▸ **AIM OF THE TASK**: Within the records that follow, find every line containing the string "steigerte". Copy those lines.

▸ **INFORMATION GIVEN**:
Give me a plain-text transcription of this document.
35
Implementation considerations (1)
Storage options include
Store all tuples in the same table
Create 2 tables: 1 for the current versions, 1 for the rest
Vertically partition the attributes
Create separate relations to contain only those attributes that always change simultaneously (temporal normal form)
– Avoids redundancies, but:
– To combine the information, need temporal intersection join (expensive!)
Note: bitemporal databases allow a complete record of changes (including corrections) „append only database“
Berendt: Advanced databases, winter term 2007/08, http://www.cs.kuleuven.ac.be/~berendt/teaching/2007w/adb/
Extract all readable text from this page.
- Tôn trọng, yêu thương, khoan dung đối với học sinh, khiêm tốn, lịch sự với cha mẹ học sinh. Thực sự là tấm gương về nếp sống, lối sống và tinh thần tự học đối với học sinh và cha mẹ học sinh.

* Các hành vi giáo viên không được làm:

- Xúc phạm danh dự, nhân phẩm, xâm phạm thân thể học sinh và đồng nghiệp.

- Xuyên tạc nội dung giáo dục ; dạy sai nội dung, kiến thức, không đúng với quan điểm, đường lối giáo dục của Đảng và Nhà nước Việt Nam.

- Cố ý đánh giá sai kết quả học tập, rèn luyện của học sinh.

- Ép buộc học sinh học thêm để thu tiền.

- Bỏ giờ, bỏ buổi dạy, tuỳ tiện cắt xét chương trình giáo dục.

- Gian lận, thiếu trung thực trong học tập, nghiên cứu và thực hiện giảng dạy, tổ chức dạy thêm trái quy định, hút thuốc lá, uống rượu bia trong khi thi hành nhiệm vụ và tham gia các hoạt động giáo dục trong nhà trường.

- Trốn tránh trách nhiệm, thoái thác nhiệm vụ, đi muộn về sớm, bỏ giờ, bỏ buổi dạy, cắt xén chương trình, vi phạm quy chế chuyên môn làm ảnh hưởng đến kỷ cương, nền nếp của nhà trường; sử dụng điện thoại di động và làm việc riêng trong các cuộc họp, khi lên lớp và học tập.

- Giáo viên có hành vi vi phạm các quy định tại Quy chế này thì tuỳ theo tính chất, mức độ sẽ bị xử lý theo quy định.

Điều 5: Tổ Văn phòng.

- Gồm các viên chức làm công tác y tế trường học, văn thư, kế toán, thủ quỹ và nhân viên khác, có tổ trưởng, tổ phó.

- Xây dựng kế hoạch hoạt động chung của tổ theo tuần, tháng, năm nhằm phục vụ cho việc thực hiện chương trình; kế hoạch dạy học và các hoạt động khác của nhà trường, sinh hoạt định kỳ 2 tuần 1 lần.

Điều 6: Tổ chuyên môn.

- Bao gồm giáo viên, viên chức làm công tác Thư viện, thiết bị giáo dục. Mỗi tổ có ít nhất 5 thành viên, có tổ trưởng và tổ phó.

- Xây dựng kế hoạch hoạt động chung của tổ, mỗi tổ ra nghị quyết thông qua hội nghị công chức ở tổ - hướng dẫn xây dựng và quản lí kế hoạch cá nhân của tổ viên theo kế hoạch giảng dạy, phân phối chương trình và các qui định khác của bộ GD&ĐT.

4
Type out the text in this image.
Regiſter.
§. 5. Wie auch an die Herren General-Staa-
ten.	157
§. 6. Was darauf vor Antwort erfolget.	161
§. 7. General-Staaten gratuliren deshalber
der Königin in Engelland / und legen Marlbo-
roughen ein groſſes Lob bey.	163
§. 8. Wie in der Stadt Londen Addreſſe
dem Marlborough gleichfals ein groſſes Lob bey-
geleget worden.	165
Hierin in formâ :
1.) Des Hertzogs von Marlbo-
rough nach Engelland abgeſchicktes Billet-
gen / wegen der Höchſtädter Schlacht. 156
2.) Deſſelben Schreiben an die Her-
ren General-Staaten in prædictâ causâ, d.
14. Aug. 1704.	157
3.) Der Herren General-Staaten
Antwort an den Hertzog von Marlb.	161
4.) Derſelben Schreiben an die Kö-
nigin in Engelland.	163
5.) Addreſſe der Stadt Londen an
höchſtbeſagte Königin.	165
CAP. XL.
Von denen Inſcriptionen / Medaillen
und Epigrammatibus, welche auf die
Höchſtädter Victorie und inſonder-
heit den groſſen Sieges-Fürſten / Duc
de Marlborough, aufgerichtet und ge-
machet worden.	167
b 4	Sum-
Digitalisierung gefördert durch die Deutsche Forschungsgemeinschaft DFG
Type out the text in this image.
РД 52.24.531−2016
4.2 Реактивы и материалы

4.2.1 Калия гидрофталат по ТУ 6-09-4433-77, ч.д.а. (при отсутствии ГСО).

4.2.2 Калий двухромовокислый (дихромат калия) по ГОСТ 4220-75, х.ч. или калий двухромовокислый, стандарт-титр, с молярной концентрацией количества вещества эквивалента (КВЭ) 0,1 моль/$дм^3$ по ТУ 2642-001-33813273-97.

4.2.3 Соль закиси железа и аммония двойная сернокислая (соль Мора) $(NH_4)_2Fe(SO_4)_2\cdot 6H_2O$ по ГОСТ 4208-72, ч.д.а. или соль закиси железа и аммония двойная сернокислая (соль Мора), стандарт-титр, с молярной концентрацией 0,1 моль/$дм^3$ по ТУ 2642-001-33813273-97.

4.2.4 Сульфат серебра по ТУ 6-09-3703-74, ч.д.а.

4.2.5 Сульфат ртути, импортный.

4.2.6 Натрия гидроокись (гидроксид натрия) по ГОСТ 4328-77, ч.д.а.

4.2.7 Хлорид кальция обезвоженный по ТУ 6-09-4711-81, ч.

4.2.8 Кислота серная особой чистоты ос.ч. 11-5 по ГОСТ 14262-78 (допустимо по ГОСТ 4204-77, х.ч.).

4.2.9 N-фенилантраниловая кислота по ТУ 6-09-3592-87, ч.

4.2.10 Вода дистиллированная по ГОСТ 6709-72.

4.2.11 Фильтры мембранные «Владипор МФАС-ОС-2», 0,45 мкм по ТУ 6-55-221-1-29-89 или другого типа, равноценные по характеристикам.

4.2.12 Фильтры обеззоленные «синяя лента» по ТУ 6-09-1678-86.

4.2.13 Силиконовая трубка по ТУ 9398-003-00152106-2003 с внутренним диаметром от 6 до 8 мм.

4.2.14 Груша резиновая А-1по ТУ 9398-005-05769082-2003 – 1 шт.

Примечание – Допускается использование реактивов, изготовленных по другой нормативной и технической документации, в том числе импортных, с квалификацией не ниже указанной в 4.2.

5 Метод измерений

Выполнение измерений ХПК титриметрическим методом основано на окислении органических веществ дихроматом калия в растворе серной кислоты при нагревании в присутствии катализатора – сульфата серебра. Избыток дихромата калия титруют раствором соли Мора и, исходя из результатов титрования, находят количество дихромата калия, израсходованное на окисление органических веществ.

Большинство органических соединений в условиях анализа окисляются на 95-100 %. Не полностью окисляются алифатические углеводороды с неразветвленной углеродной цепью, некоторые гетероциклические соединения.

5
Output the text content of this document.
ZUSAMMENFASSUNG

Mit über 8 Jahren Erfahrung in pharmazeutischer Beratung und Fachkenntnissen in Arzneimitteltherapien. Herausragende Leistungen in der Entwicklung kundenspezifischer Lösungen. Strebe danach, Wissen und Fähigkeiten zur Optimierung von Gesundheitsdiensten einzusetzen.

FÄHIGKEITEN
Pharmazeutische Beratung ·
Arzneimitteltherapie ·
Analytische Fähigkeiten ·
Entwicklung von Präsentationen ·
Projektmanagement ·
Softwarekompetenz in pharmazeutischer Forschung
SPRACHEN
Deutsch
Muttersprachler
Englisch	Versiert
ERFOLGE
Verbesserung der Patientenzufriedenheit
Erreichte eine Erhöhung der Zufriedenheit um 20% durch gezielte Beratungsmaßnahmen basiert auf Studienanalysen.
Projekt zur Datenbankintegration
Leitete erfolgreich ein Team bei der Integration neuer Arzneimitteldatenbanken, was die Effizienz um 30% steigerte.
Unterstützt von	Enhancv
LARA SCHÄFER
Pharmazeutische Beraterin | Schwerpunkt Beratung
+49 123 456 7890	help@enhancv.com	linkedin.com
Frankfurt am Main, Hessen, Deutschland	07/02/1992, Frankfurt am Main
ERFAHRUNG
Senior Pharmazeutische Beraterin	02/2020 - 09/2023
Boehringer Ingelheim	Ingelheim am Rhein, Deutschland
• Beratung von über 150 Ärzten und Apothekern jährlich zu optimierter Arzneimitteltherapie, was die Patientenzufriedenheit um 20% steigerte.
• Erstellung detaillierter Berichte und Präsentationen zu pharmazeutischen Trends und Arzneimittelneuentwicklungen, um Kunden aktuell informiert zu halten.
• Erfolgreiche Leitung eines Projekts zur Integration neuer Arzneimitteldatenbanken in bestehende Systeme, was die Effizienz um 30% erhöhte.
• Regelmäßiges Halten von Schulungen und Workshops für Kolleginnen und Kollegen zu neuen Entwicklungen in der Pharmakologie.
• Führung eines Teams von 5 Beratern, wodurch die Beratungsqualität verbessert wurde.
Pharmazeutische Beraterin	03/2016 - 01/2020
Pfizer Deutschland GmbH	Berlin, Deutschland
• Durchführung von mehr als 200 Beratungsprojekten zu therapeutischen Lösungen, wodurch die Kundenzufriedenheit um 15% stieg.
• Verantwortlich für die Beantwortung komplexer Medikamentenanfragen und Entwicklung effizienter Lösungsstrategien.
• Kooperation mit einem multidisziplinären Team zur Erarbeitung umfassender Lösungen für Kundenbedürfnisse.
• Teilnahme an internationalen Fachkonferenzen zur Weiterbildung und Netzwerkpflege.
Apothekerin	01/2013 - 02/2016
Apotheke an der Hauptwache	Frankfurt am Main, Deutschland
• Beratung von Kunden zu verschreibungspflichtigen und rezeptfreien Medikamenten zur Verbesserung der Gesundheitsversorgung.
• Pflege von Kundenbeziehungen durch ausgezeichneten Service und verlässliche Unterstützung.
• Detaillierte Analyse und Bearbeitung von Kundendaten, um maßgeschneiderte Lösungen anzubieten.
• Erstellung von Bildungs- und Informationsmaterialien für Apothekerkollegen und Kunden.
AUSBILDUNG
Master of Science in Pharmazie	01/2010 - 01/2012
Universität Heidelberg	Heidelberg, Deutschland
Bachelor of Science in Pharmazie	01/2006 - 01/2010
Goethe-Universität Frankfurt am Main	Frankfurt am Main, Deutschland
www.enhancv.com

▸ **FULL RESPONSE**:
Leitete erfolgreich ein Team bei der Integration neuer Arzneimitteldatenbanken, was die Effizienz um 30% steigerte.
• Beratung von über 150 Ärzten und Apothekern jährlich zu optimierter Arzneimitteltherapie, was die Patientenzufriedenheit um 20% steigerte.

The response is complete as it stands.